**TASK PROMPT**
Without the pictures, can you quote each line below exactly?

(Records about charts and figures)

■ ■ ■ ■ ■

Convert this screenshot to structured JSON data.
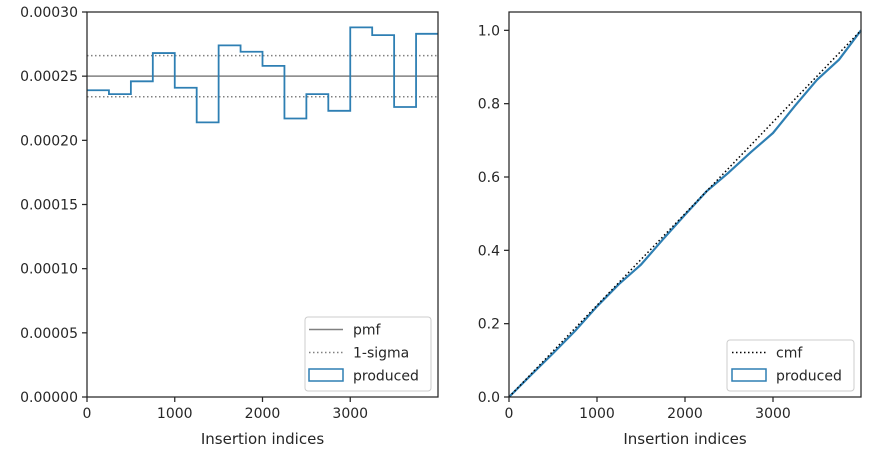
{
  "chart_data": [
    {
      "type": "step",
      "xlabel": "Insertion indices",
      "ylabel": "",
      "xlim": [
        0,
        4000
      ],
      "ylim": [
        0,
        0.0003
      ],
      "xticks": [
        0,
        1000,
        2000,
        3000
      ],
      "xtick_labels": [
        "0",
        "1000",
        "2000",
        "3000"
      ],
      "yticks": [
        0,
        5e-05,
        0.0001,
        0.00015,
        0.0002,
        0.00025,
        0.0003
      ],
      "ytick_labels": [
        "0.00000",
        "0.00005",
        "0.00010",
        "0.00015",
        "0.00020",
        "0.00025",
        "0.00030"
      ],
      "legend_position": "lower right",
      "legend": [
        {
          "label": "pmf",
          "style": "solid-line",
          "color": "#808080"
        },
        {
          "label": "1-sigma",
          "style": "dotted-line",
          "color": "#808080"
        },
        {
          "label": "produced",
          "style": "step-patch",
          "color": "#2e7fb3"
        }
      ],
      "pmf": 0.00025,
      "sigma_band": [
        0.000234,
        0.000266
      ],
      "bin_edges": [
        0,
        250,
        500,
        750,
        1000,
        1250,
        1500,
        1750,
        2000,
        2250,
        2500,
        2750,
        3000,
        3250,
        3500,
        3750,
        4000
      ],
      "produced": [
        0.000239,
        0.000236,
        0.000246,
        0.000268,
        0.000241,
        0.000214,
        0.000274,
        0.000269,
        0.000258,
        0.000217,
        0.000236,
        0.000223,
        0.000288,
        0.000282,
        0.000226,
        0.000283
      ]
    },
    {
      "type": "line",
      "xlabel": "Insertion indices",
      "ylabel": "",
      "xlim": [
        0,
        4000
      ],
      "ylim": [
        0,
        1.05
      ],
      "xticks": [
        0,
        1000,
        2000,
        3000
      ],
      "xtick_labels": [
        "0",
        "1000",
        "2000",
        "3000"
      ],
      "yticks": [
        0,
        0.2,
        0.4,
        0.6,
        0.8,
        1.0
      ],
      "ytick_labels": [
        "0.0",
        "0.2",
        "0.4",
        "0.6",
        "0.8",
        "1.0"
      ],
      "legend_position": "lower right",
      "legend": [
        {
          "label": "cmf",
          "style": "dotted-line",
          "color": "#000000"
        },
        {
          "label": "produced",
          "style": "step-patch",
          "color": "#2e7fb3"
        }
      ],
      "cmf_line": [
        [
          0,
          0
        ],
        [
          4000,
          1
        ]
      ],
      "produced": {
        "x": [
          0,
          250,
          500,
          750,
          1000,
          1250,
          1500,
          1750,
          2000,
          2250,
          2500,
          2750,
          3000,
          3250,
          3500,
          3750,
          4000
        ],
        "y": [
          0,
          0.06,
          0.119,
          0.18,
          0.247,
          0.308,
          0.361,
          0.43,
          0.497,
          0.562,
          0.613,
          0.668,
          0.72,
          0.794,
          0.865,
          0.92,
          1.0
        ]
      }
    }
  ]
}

■ ■ ■ ■ ■

**RESULT OF THIS EXERCISE**
Convert this screenshot to structured JSON data.
{
  "chart_data": [
    {
      "type": "step",
      "xlabel": "Insertion indices",
      "ylabel": "",
      "xlim": [
        0,
        4000
      ],
      "ylim": [
        0,
        0.0003
      ],
      "xticks": [
        0,
        1000,
        2000,
        3000
      ],
      "xtick_labels": [
        "0",
        "1000",
        "2000",
        "3000"
      ],
      "yticks": [
        0,
        5e-05,
        0.0001,
        0.00015,
        0.0002,
        0.00025,
        0.0003
      ],
      "ytick_labels": [
        "0.00000",
        "0.00005",
        "0.00010",
        "0.00015",
        "0.00020",
        "0.00025",
        "0.00030"
      ],
      "legend_position": "lower right",
      "legend": [
        {
          "label": "pmf",
          "style": "solid-line",
          "color": "#808080"
        },
        {
          "label": "1-sigma",
          "style": "dotted-line",
          "color": "#808080"
        },
        {
          "label": "produced",
          "style": "step-patch",
          "color": "#2e7fb3"
        }
      ],
      "pmf": 0.00025,
      "sigma_band": [
        0.000234,
        0.000266
      ],
      "bin_edges": [
        0,
        250,
        500,
        750,
        1000,
        1250,
        1500,
        1750,
        2000,
        2250,
        2500,
        2750,
        3000,
        3250,
        3500,
        3750,
        4000
      ],
      "produced": [
        0.000239,
        0.000236,
        0.000246,
        0.000268,
        0.000241,
        0.000214,
        0.000274,
        0.000269,
        0.000258,
        0.000217,
        0.000236,
        0.000223,
        0.000288,
        0.000282,
        0.000226,
        0.000283
      ]
    },
    {
      "type": "line",
      "xlabel": "Insertion indices",
      "ylabel": "",
      "xlim": [
        0,
        4000
      ],
      "ylim": [
        0,
        1.05
      ],
      "xticks": [
        0,
        1000,
        2000,
        3000
      ],
      "xtick_labels": [
        "0",
        "1000",
        "2000",
        "3000"
      ],
      "yticks": [
        0,
        0.2,
        0.4,
        0.6,
        0.8,
        1.0
      ],
      "ytick_labels": [
        "0.0",
        "0.2",
        "0.4",
        "0.6",
        "0.8",
        "1.0"
      ],
      "legend_position": "lower right",
      "legend": [
        {
          "label": "cmf",
          "style": "dotted-line",
          "color": "#000000"
        },
        {
          "label": "produced",
          "style": "step-patch",
          "color": "#2e7fb3"
        }
      ],
      "cmf_line": [
        [
          0,
          0
        ],
        [
          4000,
          1
        ]
      ],
      "produced": {
        "x": [
          0,
          250,
          500,
          750,
          1000,
          1250,
          1500,
          1750,
          2000,
          2250,
          2500,
          2750,
          3000,
          3250,
          3500,
          3750,
          4000
        ],
        "y": [
          0,
          0.06,
          0.119,
          0.18,
          0.247,
          0.308,
          0.361,
          0.43,
          0.497,
          0.562,
          0.613,
          0.668,
          0.72,
          0.794,
          0.865,
          0.92,
          1.0
        ]
      }
    }
  ]
}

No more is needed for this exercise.